### WHAT THE TASK REQUIRES
With the images removed, repeat the data below exactly.

### EXTRACTED INFORMATION
────────

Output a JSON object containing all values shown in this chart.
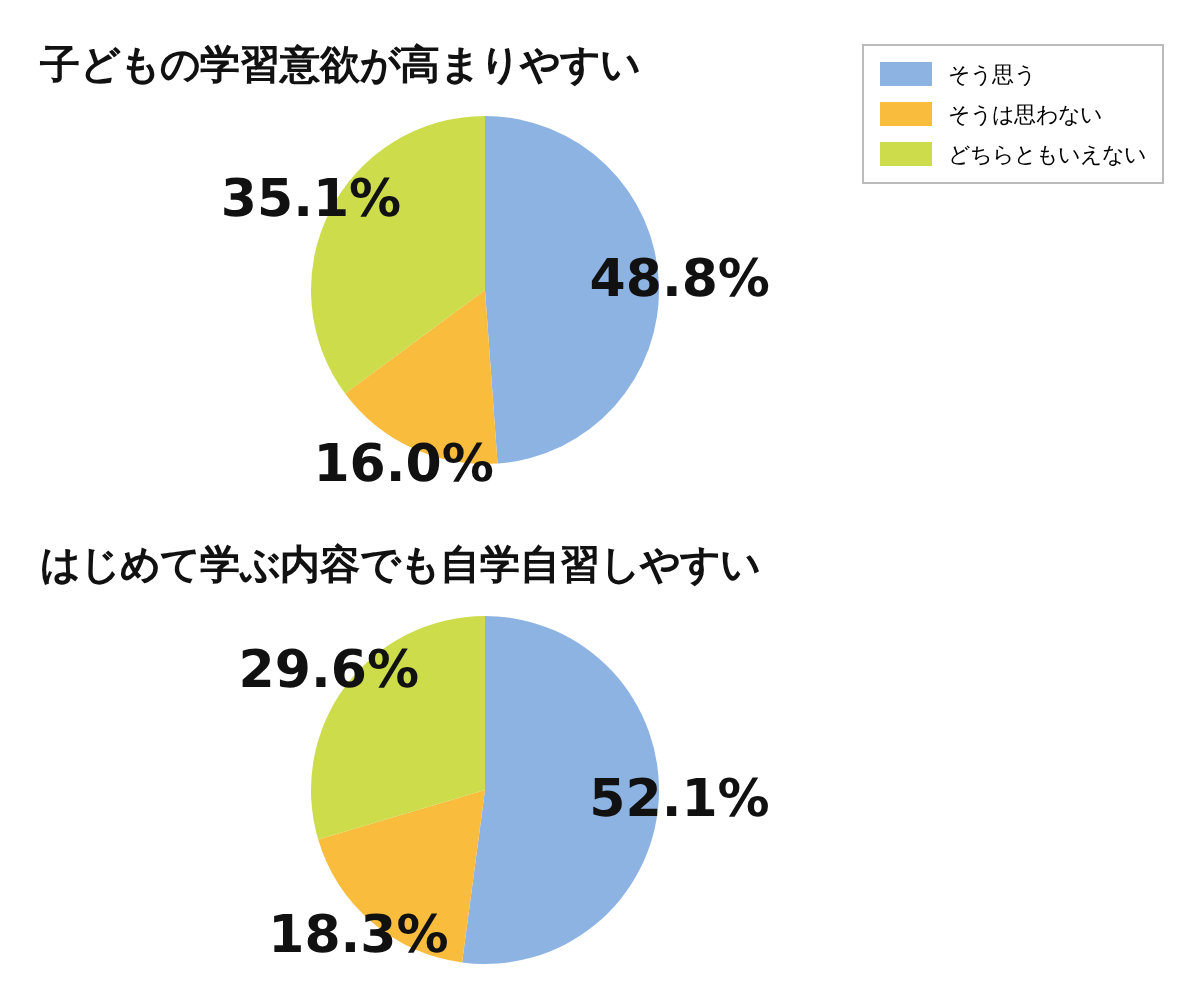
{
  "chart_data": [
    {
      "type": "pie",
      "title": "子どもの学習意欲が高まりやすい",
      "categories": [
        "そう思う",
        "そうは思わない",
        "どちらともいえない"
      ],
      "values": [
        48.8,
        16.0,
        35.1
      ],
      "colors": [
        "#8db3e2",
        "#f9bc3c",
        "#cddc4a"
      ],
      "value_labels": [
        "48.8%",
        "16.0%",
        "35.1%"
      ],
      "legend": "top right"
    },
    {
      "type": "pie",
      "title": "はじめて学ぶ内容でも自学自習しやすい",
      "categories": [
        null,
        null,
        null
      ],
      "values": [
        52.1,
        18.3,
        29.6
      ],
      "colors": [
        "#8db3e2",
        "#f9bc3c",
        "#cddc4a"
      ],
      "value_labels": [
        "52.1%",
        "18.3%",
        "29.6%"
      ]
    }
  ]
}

────────

### CORRECT ANSWER
Output a JSON object containing all values shown in this chart.
{
  "chart_data": [
    {
      "type": "pie",
      "title": "子どもの学習意欲が高まりやすい",
      "categories": [
        "そう思う",
        "そうは思わない",
        "どちらともいえない"
      ],
      "values": [
        48.8,
        16.0,
        35.1
      ],
      "colors": [
        "#8db3e2",
        "#f9bc3c",
        "#cddc4a"
      ],
      "value_labels": [
        "48.8%",
        "16.0%",
        "35.1%"
      ],
      "legend": "top right"
    },
    {
      "type": "pie",
      "title": "はじめて学ぶ内容でも自学自習しやすい",
      "categories": [
        null,
        null,
        null
      ],
      "values": [
        52.1,
        18.3,
        29.6
      ],
      "colors": [
        "#8db3e2",
        "#f9bc3c",
        "#cddc4a"
      ],
      "value_labels": [
        "52.1%",
        "18.3%",
        "29.6%"
      ]
    }
  ]
}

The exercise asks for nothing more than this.